** Requirements **
Report all lines from the entries below in which "true" appears.

═════ Data to use

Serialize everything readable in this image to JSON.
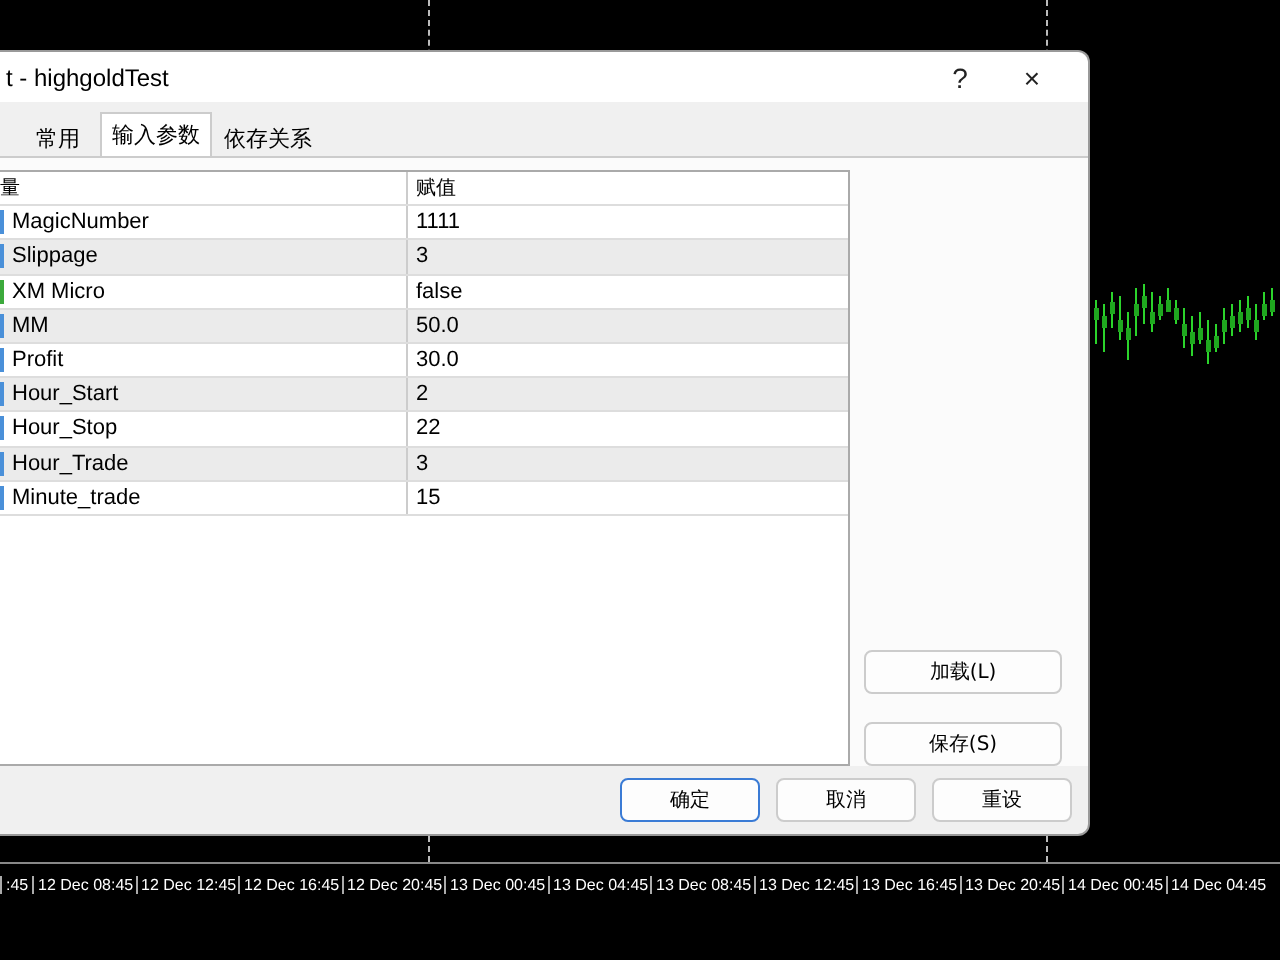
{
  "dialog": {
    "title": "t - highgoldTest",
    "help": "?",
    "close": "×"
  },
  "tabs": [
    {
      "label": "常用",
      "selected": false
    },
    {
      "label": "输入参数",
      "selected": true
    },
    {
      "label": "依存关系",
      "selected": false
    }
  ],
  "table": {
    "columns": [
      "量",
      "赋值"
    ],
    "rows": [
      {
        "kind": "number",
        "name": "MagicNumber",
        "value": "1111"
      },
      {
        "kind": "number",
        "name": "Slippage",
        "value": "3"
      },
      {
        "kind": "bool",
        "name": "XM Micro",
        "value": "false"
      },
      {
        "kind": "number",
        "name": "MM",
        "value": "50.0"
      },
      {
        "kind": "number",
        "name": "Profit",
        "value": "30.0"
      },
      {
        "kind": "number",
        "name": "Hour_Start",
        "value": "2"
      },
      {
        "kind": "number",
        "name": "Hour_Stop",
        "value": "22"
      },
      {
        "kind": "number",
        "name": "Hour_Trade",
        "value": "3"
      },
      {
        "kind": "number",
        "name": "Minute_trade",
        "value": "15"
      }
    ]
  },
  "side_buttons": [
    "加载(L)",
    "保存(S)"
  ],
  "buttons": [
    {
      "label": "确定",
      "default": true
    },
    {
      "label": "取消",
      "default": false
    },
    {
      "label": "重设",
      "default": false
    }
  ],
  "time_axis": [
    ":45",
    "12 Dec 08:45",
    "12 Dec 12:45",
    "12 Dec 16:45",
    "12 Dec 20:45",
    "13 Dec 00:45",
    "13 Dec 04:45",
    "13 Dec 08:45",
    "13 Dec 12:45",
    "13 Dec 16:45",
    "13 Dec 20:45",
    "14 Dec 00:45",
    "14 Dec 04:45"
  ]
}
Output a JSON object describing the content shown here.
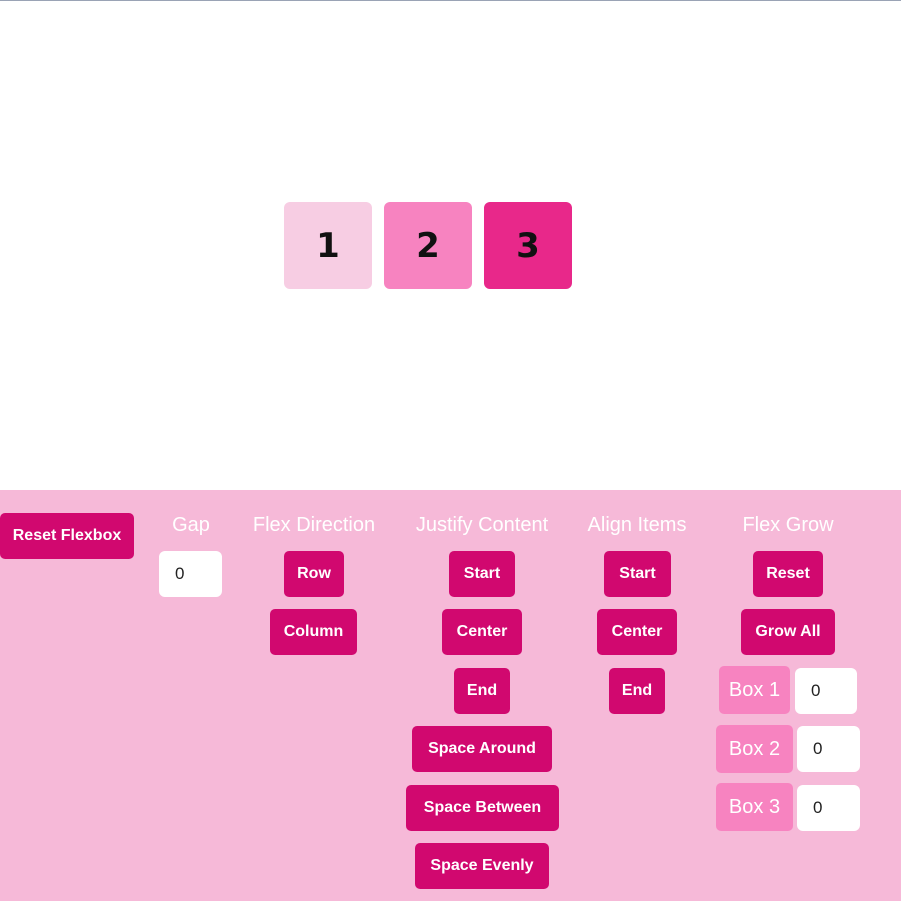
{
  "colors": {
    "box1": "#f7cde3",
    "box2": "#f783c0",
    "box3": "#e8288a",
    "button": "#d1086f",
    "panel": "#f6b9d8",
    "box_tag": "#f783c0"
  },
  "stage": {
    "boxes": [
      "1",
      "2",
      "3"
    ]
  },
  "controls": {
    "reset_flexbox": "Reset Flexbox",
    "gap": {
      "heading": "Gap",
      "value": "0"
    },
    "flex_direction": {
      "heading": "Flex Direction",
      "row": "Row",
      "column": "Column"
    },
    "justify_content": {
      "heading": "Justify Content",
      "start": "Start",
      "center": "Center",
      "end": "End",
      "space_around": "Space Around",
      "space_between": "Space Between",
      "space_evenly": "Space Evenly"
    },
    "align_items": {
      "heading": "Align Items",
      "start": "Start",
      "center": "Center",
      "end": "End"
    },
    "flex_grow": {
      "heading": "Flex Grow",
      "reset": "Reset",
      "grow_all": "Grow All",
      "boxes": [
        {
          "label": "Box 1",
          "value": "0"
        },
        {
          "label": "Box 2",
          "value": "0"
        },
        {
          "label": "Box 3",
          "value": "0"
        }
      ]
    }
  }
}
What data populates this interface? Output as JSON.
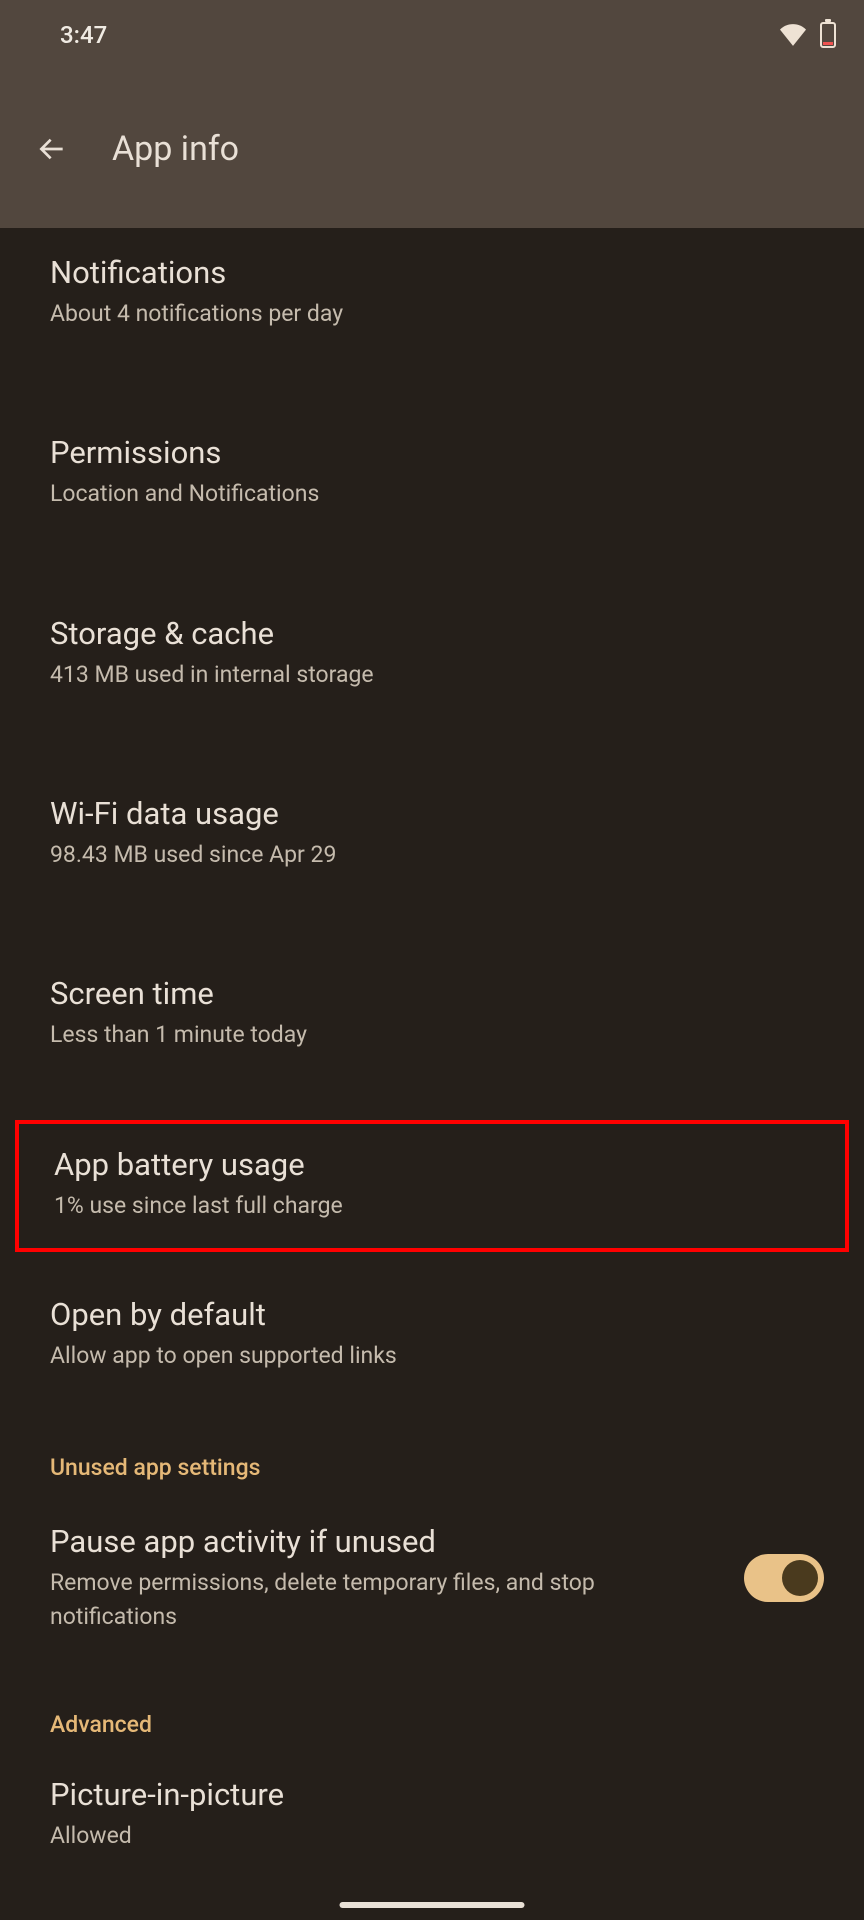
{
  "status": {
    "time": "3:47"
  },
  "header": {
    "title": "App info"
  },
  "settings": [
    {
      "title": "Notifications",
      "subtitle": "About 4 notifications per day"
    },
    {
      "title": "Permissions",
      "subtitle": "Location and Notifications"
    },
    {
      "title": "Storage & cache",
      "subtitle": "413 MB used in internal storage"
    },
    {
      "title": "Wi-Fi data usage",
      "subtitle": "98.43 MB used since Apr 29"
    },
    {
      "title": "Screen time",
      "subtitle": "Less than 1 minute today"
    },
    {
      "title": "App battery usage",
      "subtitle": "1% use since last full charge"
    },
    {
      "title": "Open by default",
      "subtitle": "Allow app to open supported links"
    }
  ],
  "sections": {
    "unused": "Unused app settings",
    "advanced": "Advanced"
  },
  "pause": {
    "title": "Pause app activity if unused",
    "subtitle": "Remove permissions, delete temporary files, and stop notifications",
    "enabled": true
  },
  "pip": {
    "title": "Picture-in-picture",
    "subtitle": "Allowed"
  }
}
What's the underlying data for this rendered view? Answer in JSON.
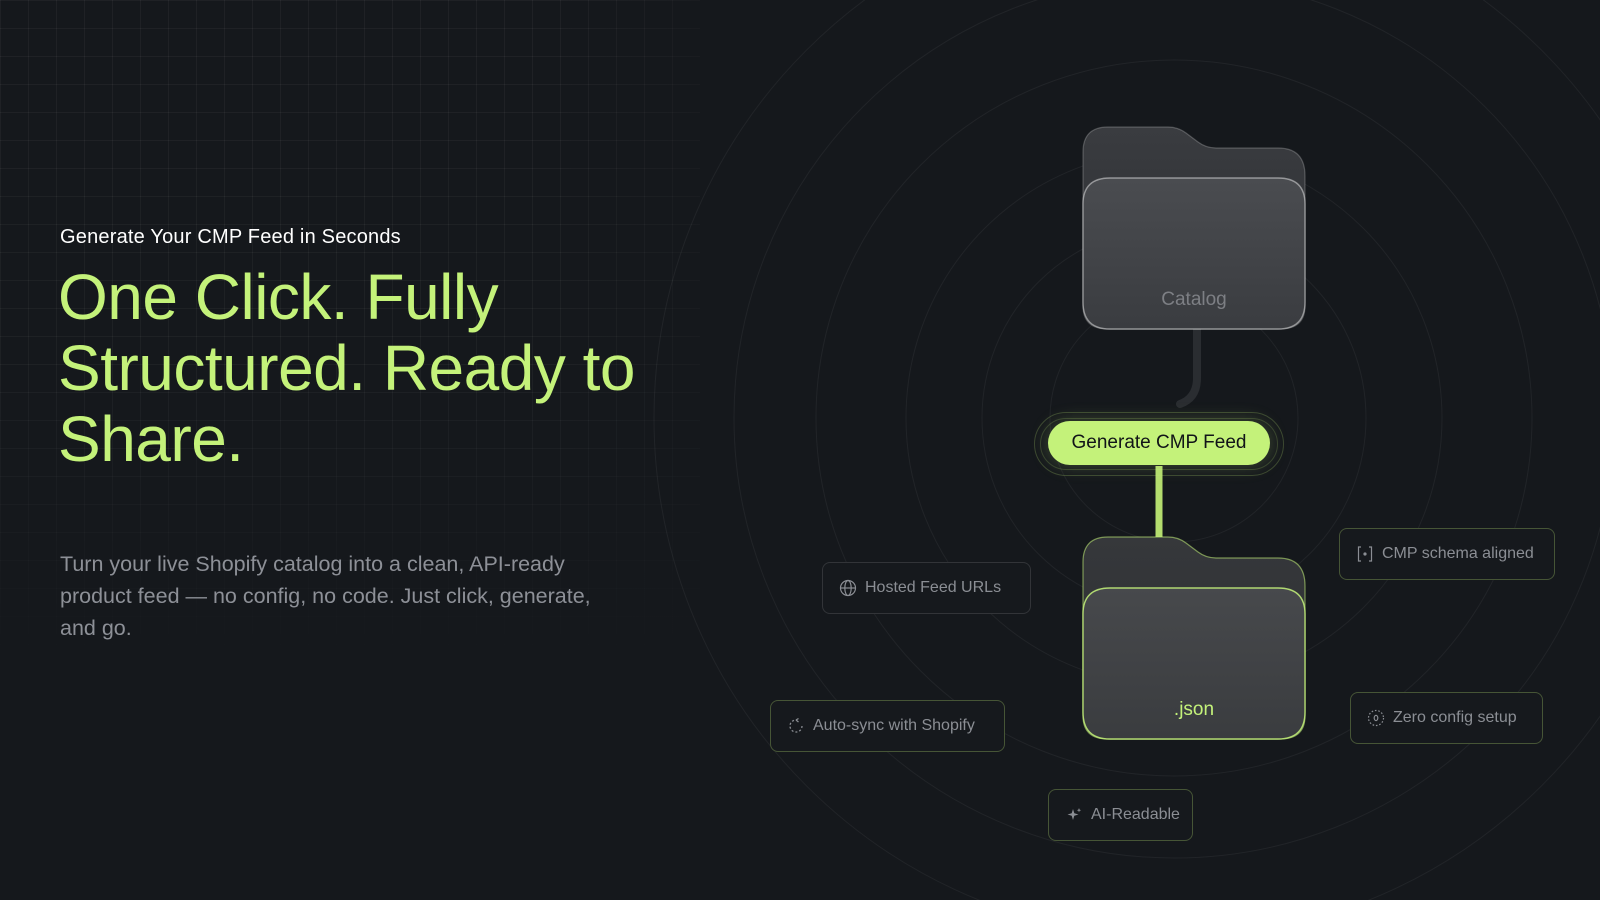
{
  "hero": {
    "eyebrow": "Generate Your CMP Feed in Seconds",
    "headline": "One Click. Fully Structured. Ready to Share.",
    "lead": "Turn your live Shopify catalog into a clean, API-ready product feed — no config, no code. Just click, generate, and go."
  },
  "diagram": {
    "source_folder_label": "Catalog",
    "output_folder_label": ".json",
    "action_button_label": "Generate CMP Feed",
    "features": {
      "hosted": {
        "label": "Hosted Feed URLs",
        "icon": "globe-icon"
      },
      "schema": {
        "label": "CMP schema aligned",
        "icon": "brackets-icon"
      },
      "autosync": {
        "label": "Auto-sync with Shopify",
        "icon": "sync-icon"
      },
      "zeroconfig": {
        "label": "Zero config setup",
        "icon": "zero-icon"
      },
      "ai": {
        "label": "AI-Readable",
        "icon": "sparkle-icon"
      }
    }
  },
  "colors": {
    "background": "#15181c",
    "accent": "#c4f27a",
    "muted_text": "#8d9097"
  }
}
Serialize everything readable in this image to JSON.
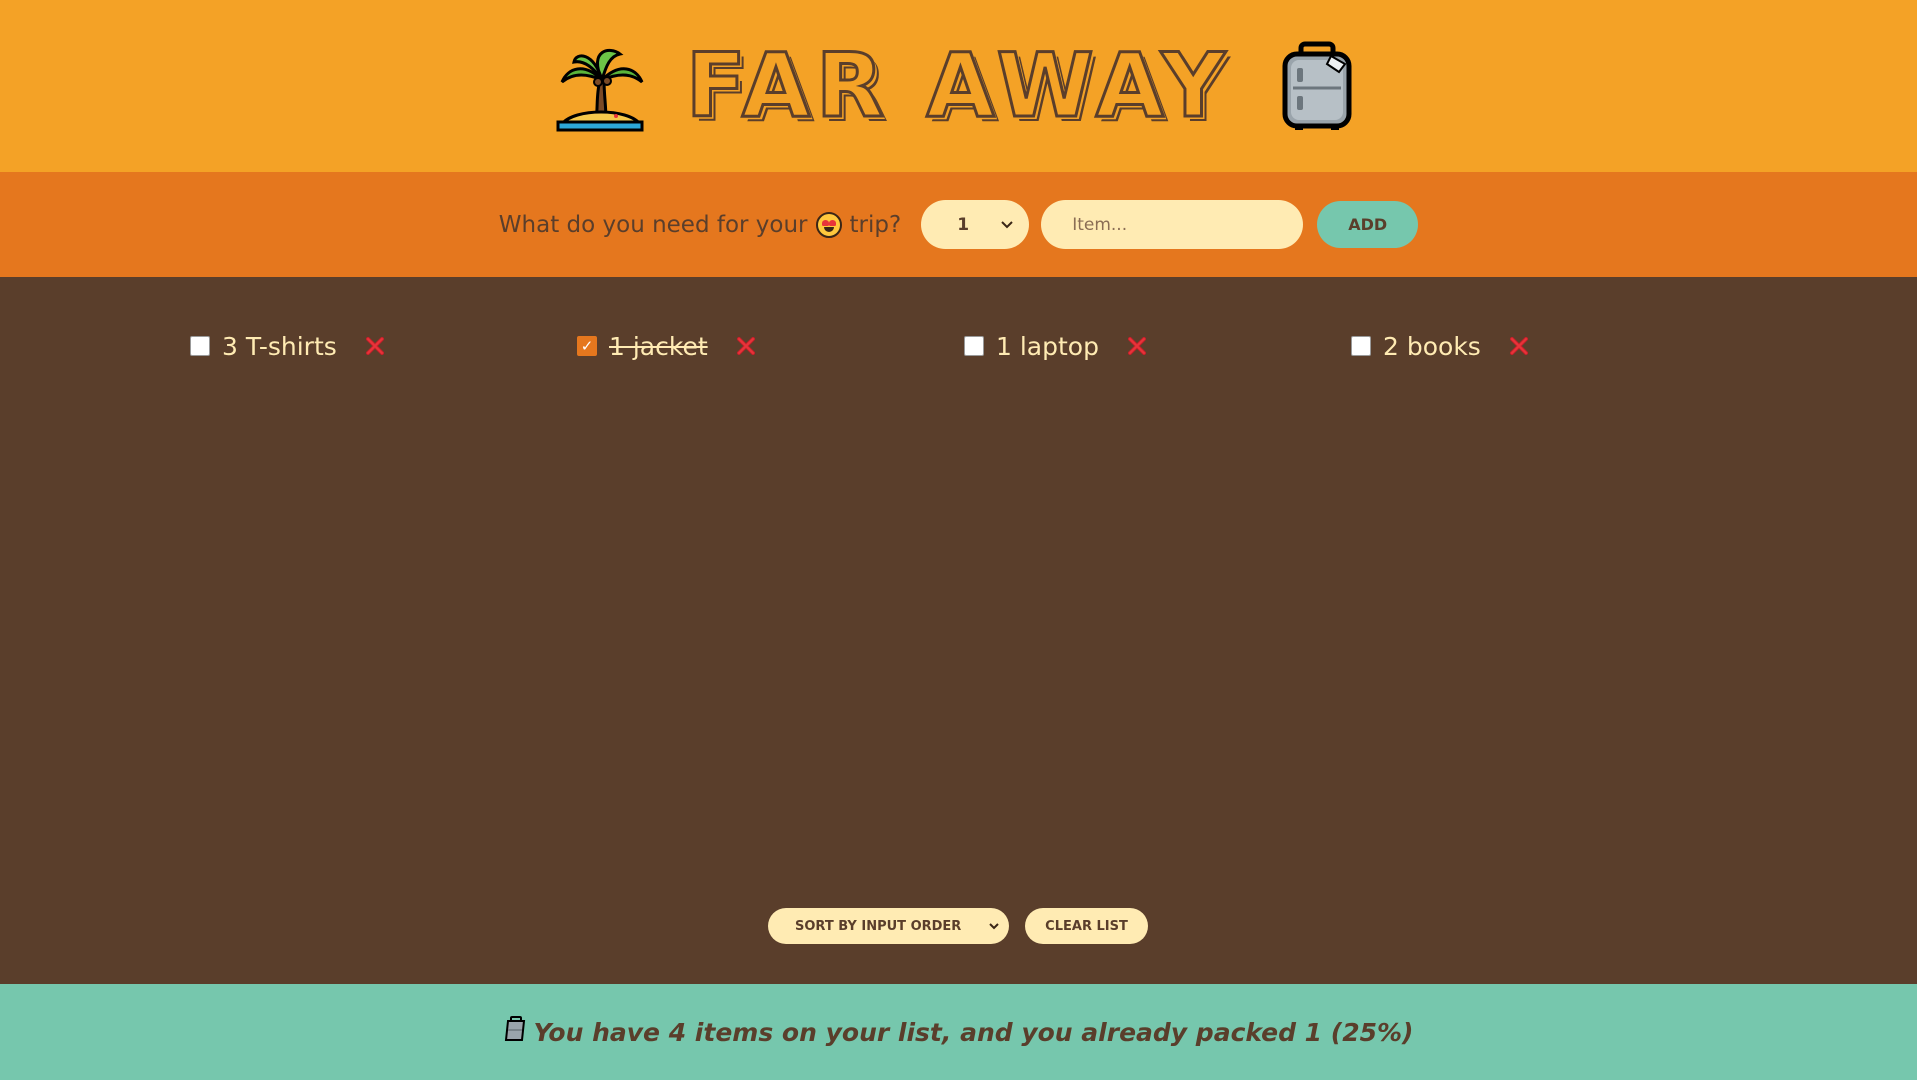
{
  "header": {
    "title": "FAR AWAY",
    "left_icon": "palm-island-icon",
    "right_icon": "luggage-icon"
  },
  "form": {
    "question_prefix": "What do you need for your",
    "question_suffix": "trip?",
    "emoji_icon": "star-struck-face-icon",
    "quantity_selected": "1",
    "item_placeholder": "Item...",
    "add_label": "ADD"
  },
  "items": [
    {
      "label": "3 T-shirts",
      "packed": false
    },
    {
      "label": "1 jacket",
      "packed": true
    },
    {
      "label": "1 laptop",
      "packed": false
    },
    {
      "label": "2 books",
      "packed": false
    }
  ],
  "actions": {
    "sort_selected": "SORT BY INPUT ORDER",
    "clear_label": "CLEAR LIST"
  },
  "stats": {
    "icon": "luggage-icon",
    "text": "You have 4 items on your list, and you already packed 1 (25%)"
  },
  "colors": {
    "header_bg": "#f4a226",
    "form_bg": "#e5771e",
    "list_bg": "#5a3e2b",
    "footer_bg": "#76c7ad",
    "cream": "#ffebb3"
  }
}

══════════

** Full answer **
      "selected": true
      "default": true
    "enabled": true
      "packed": true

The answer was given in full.